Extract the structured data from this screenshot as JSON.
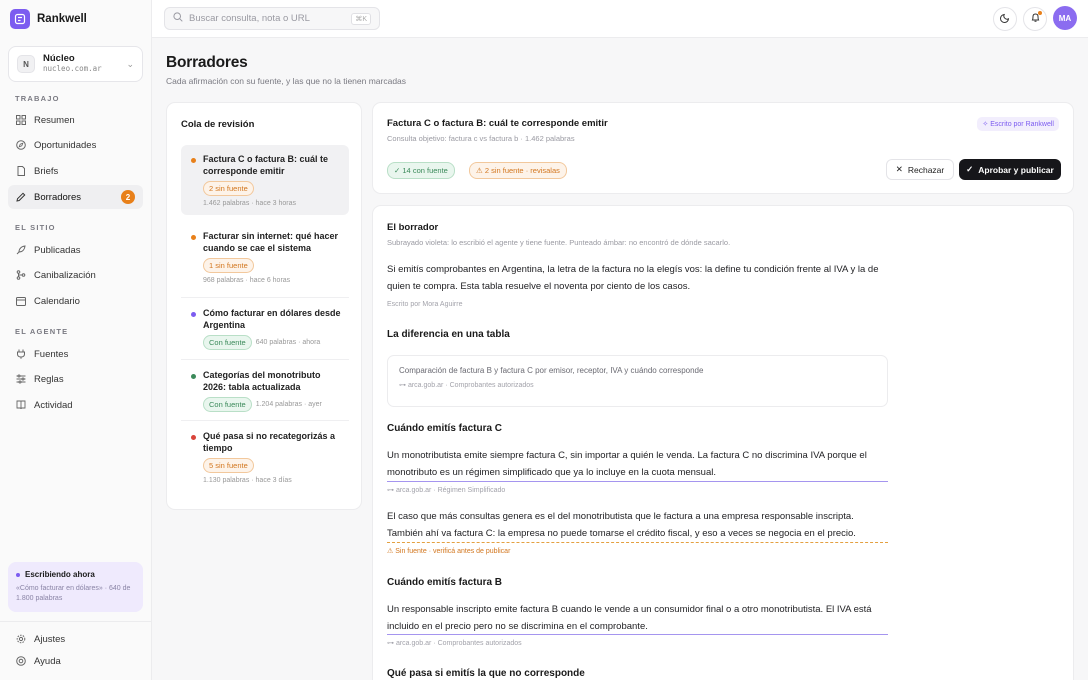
{
  "app": {
    "name": "Rankwell",
    "accent": "#7c5cf0"
  },
  "workspace": {
    "name": "Núcleo",
    "initial": "N",
    "domain": "nucleo.com.ar"
  },
  "nav": {
    "section_work": "TRABAJO",
    "section_site": "EL SITIO",
    "section_agent": "EL AGENTE",
    "items": {
      "resumen": "Resumen",
      "oportunidades": "Oportunidades",
      "briefs": "Briefs",
      "borradores": "Borradores",
      "borradores_badge": "2",
      "publicadas": "Publicadas",
      "canibalizacion": "Canibalización",
      "calendario": "Calendario",
      "fuentes": "Fuentes",
      "reglas": "Reglas",
      "actividad": "Actividad",
      "ajustes": "Ajustes",
      "ayuda": "Ayuda"
    }
  },
  "writing_now": {
    "title": "Escribiendo ahora",
    "text": "«Cómo facturar en dólares» · 640 de 1.800 palabras"
  },
  "topbar": {
    "search_placeholder": "Buscar consulta, nota o URL",
    "shortcut": "⌘K",
    "user_initials": "MA"
  },
  "page": {
    "title": "Borradores",
    "subtitle": "Cada afirmación con su fuente, y las que no la tienen marcadas"
  },
  "queue": {
    "title": "Cola de revisión",
    "items": [
      {
        "title": "Factura C o factura B: cuál te corresponde emitir",
        "pill": "2 sin fuente",
        "meta": "1.462 palabras · hace 3 horas",
        "dot": "#e8801a",
        "pill_type": "orange"
      },
      {
        "title": "Facturar sin internet: qué hacer cuando se cae el sistema",
        "pill": "1 sin fuente",
        "meta": "968 palabras · hace 6 horas",
        "dot": "#e8801a",
        "pill_type": "orange"
      },
      {
        "title": "Cómo facturar en dólares desde Argentina",
        "pill": "Con fuente",
        "meta": "640 palabras · ahora",
        "dot": "#7c5cf0",
        "pill_type": "green"
      },
      {
        "title": "Categorías del monotributo 2026: tabla actualizada",
        "pill": "Con fuente",
        "meta": "1.204 palabras · ayer",
        "dot": "#3b8a5a",
        "pill_type": "green"
      },
      {
        "title": "Qué pasa si no recategorizás a tiempo",
        "pill": "5 sin fuente",
        "meta": "1.130 palabras · hace 3 días",
        "dot": "#d9443a",
        "pill_type": "orange"
      }
    ]
  },
  "header": {
    "title": "Factura C o factura B: cuál te corresponde emitir",
    "subtitle": "Consulta objetivo: factura c vs factura b · 1.462 palabras",
    "tag": "Escrito por Rankwell",
    "badge_sourced": "14 con fuente",
    "badge_unsourced": "2 sin fuente · revisalas",
    "reject_label": "Rechazar",
    "approve_label": "Aprobar y publicar"
  },
  "draft": {
    "label": "El borrador",
    "hint": "Subrayado violeta: lo escribió el agente y tiene fuente. Punteado ámbar: no encontró de dónde sacarlo.",
    "intro": "Si emitís comprobantes en Argentina, la letra de la factura no la elegís vos: la define tu condición frente al IVA y la de quien te compra. Esta tabla resuelve el noventa por ciento de los casos.",
    "byline": "Escrito por Mora Aguirre",
    "h_table": "La diferencia en una tabla",
    "table_title": "Comparación de factura B y factura C por emisor, receptor, IVA y cuándo corresponde",
    "table_source": "arca.gob.ar · Comprobantes autorizados",
    "h_c": "Cuándo emitís factura C",
    "p_c1": "Un monotributista emite siempre factura C, sin importar a quién le venda. La factura C no discrimina IVA porque el monotributo es un régimen simplificado que ya lo incluye en la cuota mensual.",
    "src_c1": "arca.gob.ar · Régimen Simplificado",
    "p_c2": "El caso que más consultas genera es el del monotributista que le factura a una empresa responsable inscripta. También ahí va factura C: la empresa no puede tomarse el crédito fiscal, y eso a veces se negocia en el precio.",
    "warn_c2": "Sin fuente · verificá antes de publicar",
    "h_b": "Cuándo emitís factura B",
    "p_b1": "Un responsable inscripto emite factura B cuando le vende a un consumidor final o a otro monotributista. El IVA está incluido en el precio pero no se discrimina en el comprobante.",
    "src_b1": "arca.gob.ar · Comprobantes autorizados",
    "h_wrong": "Qué pasa si emitís la que no corresponde"
  }
}
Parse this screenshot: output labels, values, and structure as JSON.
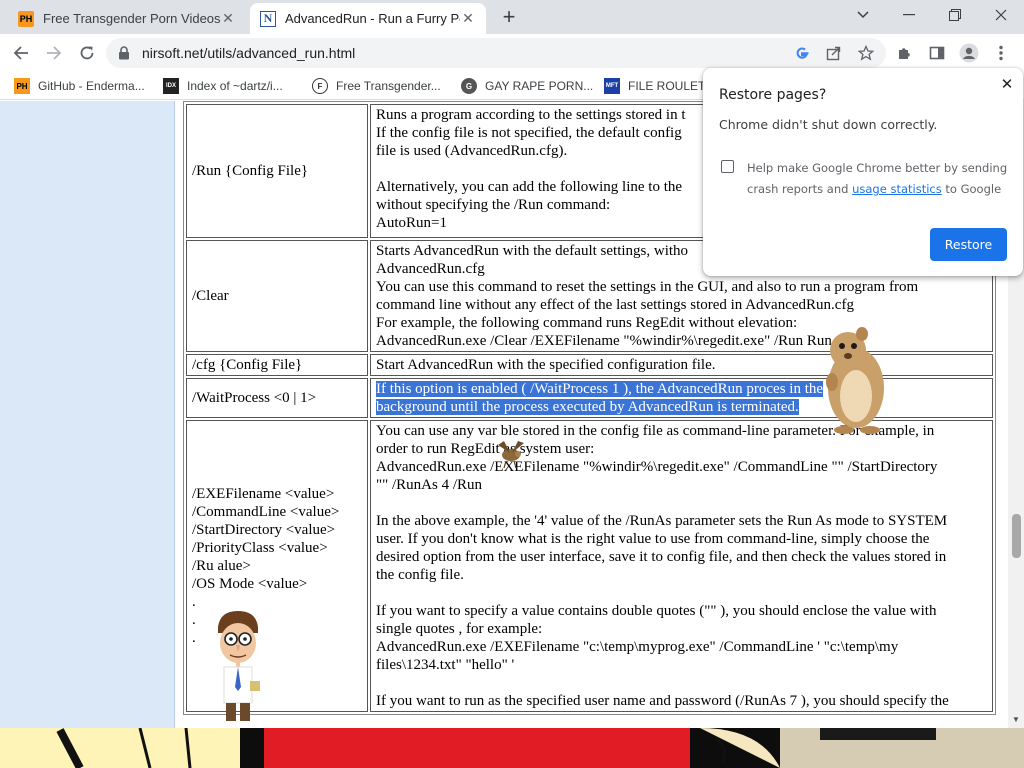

# [THE PROBLEM]
Without the pictures, repeat all the records word for word.

# [WRITTEN SOLUTION]
Extract the structured data from this screenshot as JSON.
{
  "app": {
    "name": "Rankwell",
    "accent": "#7c5cf0"
  },
  "workspace": {
    "name": "Núcleo",
    "initial": "N",
    "domain": "nucleo.com.ar"
  },
  "nav": {
    "section_work": "TRABAJO",
    "section_site": "EL SITIO",
    "section_agent": "EL AGENTE",
    "items": {
      "resumen": "Resumen",
      "oportunidades": "Oportunidades",
      "briefs": "Briefs",
      "borradores": "Borradores",
      "borradores_badge": "2",
      "publicadas": "Publicadas",
      "canibalizacion": "Canibalización",
      "calendario": "Calendario",
      "fuentes": "Fuentes",
      "reglas": "Reglas",
      "actividad": "Actividad",
      "ajustes": "Ajustes",
      "ayuda": "Ayuda"
    }
  },
  "writing_now": {
    "title": "Escribiendo ahora",
    "text": "«Cómo facturar en dólares» · 640 de 1.800 palabras"
  },
  "topbar": {
    "search_placeholder": "Buscar consulta, nota o URL",
    "shortcut": "⌘K",
    "user_initials": "MA"
  },
  "page": {
    "title": "Borradores",
    "subtitle": "Cada afirmación con su fuente, y las que no la tienen marcadas"
  },
  "queue": {
    "title": "Cola de revisión",
    "items": [
      {
        "title": "Factura C o factura B: cuál te corresponde emitir",
        "pill": "2 sin fuente",
        "meta": "1.462 palabras · hace 3 horas",
        "dot": "#e8801a",
        "pill_type": "orange"
      },
      {
        "title": "Facturar sin internet: qué hacer cuando se cae el sistema",
        "pill": "1 sin fuente",
        "meta": "968 palabras · hace 6 horas",
        "dot": "#e8801a",
        "pill_type": "orange"
      },
      {
        "title": "Cómo facturar en dólares desde Argentina",
        "pill": "Con fuente",
        "meta": "640 palabras · ahora",
        "dot": "#7c5cf0",
        "pill_type": "green"
      },
      {
        "title": "Categorías del monotributo 2026: tabla actualizada",
        "pill": "Con fuente",
        "meta": "1.204 palabras · ayer",
        "dot": "#3b8a5a",
        "pill_type": "green"
      },
      {
        "title": "Qué pasa si no recategorizás a tiempo",
        "pill": "5 sin fuente",
        "meta": "1.130 palabras · hace 3 días",
        "dot": "#d9443a",
        "pill_type": "orange"
      }
    ]
  },
  "header": {
    "title": "Factura C o factura B: cuál te corresponde emitir",
    "subtitle": "Consulta objetivo: factura c vs factura b · 1.462 palabras",
    "tag": "Escrito por Rankwell",
    "badge_sourced": "14 con fuente",
    "badge_unsourced": "2 sin fuente · revisalas",
    "reject_label": "Rechazar",
    "approve_label": "Aprobar y publicar"
  },
  "draft": {
    "label": "El borrador",
    "hint": "Subrayado violeta: lo escribió el agente y tiene fuente. Punteado ámbar: no encontró de dónde sacarlo.",
    "intro": "Si emitís comprobantes en Argentina, la letra de la factura no la elegís vos: la define tu condición frente al IVA y la de quien te compra. Esta tabla resuelve el noventa por ciento de los casos.",
    "byline": "Escrito por Mora Aguirre",
    "h_table": "La diferencia en una tabla",
    "table_title": "Comparación de factura B y factura C por emisor, receptor, IVA y cuándo corresponde",
    "table_source": "arca.gob.ar · Comprobantes autorizados",
    "h_c": "Cuándo emitís factura C",
    "p_c1": "Un monotributista emite siempre factura C, sin importar a quién le venda. La factura C no discrimina IVA porque el monotributo es un régimen simplificado que ya lo incluye en la cuota mensual.",
    "src_c1": "arca.gob.ar · Régimen Simplificado",
    "p_c2": "El caso que más consultas genera es el del monotributista que le factura a una empresa responsable inscripta. También ahí va factura C: la empresa no puede tomarse el crédito fiscal, y eso a veces se negocia en el precio.",
    "warn_c2": "Sin fuente · verificá antes de publicar",
    "h_b": "Cuándo emitís factura B",
    "p_b1": "Un responsable inscripto emite factura B cuando le vende a un consumidor final o a otro monotributista. El IVA está incluido en el precio pero no se discrimina en el comprobante.",
    "src_b1": "arca.gob.ar · Comprobantes autorizados",
    "h_wrong": "Qué pasa si emitís la que no corresponde"
  }
}
Parse this screenshot: output labels, values, and structure as JSON.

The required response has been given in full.